What you should do:
Extract every line below that contains the word "отработки".

Data supplied:
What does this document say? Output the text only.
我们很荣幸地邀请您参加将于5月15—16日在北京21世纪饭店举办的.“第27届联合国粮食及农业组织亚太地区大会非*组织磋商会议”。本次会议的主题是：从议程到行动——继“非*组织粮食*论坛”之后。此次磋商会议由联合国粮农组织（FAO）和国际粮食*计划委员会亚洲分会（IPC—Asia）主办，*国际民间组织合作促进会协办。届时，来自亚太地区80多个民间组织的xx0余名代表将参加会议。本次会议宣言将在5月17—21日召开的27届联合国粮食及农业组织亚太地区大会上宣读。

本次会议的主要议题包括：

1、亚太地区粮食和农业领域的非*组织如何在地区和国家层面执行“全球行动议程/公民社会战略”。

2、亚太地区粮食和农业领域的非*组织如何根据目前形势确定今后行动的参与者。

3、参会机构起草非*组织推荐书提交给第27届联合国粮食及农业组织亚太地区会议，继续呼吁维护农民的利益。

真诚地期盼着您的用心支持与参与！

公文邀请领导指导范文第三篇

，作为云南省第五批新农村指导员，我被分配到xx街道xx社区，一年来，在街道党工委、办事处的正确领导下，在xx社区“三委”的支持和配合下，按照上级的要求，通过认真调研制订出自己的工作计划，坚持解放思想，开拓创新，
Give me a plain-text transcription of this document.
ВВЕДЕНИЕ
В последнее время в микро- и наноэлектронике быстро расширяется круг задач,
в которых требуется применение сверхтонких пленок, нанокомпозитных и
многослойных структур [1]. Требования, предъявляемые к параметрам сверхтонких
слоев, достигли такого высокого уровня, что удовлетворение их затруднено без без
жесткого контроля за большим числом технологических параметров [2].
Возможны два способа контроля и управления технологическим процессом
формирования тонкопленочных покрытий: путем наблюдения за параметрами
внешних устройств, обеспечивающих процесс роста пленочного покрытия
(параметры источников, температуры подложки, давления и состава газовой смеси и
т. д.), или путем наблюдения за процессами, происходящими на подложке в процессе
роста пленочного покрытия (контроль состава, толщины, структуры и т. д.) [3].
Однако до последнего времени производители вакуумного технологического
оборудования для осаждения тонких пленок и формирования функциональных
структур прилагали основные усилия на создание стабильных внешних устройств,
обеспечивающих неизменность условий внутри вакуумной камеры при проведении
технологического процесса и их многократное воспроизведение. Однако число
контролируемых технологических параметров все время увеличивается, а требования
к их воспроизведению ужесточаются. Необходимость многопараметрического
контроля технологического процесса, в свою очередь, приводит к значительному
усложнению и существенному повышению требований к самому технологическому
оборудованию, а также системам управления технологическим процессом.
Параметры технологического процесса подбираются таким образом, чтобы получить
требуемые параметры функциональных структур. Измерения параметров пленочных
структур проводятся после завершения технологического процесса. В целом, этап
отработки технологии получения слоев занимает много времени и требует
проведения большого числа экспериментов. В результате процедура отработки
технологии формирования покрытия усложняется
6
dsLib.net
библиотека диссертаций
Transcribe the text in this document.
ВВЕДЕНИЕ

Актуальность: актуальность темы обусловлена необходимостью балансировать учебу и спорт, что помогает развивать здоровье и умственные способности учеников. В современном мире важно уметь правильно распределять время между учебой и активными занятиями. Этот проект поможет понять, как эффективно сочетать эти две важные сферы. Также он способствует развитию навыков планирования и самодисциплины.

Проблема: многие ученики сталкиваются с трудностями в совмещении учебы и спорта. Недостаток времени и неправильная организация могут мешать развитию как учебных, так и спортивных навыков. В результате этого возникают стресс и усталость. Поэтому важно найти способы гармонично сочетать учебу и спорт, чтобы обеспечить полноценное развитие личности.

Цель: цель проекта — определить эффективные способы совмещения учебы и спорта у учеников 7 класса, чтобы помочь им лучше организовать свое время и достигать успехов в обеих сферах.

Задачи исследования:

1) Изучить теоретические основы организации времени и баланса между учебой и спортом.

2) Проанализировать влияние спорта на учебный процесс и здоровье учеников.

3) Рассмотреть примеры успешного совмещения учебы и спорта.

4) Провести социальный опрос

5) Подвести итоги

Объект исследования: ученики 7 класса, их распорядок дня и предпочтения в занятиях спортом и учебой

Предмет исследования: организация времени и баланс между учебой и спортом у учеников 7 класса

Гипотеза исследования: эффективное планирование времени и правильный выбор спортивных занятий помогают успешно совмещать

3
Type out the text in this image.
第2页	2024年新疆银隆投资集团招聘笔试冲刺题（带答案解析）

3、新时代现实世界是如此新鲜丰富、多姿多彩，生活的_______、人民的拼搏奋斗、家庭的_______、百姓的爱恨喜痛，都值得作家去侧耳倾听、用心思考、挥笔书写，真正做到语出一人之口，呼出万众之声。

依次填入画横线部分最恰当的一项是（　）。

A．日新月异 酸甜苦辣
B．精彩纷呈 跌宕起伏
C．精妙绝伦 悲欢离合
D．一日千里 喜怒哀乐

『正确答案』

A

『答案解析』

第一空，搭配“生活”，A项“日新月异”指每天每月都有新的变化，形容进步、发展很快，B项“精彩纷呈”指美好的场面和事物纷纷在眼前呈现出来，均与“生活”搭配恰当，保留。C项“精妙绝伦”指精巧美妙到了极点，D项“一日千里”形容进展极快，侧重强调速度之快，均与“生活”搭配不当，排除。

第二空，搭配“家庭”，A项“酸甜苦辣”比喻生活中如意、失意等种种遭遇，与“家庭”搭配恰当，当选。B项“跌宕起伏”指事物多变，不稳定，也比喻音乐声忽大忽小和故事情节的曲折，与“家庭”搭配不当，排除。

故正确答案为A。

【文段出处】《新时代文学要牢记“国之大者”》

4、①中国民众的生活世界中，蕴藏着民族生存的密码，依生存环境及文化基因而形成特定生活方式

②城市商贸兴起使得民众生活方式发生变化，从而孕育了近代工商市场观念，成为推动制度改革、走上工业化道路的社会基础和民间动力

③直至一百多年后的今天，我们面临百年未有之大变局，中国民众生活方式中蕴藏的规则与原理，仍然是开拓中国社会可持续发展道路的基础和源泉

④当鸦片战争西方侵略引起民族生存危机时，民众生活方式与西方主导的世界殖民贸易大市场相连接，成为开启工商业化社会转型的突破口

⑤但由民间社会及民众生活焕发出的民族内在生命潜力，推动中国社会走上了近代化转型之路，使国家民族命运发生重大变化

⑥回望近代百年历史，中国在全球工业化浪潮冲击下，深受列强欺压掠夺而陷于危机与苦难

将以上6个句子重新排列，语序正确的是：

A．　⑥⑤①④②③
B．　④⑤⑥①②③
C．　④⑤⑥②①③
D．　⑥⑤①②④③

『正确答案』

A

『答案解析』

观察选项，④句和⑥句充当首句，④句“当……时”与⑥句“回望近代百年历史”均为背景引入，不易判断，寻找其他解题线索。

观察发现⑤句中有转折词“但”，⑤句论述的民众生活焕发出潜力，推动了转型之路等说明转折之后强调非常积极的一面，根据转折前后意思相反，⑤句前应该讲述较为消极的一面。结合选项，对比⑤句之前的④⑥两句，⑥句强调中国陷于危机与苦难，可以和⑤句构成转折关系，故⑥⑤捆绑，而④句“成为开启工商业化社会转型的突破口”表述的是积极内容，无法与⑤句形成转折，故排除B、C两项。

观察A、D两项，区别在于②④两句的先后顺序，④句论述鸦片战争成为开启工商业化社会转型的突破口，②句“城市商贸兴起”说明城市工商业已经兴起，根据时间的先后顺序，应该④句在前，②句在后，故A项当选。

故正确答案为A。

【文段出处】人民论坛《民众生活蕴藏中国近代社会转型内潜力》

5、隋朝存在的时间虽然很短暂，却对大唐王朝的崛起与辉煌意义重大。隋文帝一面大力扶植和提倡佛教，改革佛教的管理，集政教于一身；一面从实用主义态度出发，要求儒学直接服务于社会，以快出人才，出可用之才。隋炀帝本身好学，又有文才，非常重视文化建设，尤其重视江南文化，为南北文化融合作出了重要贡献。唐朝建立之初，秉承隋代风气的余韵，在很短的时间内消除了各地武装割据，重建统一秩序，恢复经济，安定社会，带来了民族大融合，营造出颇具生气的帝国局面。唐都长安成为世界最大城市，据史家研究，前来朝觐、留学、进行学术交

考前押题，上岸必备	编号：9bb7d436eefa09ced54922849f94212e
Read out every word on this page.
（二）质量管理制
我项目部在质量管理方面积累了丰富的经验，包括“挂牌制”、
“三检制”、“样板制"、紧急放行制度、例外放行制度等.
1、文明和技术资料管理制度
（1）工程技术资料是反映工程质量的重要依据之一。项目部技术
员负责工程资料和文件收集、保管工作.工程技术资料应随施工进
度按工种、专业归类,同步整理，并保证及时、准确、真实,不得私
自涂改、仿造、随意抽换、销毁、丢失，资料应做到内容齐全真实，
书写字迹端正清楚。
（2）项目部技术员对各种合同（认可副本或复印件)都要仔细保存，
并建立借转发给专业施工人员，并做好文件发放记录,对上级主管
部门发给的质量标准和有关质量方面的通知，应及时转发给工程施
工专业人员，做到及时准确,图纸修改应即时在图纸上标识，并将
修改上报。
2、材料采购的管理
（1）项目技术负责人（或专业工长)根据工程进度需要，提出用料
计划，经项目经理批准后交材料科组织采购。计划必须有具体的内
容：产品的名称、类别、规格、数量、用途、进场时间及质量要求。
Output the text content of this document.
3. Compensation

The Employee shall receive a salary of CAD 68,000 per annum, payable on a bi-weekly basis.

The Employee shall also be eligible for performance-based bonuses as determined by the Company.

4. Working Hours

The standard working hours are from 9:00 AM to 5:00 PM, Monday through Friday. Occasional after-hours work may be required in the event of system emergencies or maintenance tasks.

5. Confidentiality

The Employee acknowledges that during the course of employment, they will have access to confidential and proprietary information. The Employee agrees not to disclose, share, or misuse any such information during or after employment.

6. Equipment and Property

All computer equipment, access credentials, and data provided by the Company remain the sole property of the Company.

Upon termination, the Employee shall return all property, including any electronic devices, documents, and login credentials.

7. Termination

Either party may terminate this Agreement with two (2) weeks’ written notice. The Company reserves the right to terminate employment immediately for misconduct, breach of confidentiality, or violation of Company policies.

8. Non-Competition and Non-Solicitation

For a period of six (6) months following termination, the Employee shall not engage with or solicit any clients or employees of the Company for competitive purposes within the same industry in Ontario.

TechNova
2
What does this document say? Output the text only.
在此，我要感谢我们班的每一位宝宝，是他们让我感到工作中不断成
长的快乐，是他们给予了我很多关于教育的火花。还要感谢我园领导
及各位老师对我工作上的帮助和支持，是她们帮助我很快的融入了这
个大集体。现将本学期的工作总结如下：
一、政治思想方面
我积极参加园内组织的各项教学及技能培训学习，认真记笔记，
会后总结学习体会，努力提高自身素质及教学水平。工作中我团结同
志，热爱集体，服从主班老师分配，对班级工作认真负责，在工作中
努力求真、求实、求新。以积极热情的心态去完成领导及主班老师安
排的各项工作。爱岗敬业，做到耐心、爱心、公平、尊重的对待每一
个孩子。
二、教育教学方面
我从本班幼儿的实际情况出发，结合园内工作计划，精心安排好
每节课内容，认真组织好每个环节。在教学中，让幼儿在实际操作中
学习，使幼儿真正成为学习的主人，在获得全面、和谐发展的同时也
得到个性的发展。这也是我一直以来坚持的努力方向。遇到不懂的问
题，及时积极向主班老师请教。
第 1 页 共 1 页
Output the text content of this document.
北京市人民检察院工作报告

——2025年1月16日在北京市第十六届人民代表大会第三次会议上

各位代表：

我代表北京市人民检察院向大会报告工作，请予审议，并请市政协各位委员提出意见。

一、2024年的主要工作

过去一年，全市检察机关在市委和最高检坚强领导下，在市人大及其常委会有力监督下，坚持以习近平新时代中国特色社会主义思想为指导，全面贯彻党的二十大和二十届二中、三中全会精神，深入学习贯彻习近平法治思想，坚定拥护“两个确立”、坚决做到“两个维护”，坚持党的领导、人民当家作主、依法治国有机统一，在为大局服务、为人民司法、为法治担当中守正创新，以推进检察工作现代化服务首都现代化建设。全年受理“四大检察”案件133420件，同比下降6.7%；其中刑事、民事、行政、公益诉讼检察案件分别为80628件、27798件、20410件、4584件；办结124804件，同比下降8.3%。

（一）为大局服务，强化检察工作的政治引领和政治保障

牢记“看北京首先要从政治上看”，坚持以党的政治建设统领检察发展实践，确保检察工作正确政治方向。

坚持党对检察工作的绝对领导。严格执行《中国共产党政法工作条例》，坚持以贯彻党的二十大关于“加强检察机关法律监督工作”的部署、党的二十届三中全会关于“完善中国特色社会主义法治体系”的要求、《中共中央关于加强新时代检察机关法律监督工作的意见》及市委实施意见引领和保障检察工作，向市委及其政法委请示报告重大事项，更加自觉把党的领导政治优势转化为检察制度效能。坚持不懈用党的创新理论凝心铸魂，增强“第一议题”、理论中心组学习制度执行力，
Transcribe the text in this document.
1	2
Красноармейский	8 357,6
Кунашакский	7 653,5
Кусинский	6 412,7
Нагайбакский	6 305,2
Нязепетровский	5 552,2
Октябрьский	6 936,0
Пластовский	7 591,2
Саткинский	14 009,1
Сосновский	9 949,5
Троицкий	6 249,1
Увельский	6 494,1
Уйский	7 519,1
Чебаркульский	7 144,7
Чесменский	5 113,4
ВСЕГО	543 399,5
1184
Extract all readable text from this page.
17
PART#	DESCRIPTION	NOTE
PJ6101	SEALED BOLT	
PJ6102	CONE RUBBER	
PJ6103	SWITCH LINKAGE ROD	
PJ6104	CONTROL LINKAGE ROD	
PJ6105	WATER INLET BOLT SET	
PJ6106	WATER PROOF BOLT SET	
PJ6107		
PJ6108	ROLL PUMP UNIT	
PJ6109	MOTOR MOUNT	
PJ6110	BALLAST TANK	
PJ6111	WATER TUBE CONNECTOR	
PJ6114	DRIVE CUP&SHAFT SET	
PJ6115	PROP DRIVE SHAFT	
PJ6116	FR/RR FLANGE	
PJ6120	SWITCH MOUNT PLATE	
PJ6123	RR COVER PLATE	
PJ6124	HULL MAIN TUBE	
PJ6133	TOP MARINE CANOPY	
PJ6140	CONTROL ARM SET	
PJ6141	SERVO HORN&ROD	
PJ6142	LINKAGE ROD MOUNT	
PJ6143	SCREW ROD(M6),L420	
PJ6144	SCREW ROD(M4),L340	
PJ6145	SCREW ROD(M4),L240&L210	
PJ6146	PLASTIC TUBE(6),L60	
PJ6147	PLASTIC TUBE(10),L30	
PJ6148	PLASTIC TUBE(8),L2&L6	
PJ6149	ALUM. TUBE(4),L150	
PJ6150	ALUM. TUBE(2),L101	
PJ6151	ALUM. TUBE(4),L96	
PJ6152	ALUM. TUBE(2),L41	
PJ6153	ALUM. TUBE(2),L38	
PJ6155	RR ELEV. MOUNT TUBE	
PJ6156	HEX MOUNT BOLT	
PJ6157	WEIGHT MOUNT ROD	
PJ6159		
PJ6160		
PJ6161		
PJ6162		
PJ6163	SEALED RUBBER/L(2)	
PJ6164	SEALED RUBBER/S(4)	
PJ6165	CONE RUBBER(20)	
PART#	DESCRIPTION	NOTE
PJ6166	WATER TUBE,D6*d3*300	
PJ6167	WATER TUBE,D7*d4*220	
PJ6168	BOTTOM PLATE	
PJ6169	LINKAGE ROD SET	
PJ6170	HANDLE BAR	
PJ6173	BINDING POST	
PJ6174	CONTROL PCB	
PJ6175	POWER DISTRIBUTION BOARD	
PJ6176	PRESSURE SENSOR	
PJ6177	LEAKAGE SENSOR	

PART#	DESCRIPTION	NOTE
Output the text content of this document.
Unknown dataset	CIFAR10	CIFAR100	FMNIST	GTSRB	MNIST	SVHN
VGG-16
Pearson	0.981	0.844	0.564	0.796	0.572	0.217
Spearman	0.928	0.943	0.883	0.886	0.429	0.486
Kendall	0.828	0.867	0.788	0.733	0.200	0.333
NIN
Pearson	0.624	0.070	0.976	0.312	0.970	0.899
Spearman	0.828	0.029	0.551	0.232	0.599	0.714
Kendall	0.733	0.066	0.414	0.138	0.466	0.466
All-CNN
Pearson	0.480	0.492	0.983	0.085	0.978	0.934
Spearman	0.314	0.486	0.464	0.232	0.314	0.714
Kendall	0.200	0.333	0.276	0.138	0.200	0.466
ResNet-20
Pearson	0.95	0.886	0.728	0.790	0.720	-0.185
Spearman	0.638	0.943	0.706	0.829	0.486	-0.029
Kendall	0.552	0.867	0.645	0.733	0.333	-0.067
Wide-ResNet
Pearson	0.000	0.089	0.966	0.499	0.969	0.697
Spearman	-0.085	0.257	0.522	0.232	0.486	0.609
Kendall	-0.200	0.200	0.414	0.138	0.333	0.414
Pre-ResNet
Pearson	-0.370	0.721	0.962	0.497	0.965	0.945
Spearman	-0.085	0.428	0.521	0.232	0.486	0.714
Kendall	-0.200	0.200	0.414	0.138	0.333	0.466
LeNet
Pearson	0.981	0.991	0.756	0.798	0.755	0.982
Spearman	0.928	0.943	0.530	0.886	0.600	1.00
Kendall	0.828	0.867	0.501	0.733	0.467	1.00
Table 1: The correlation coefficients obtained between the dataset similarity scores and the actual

Exercise output:
отработки технологии получения слоев занимает много времени и требует
проведения большого числа экспериментов. В результате процедура отработки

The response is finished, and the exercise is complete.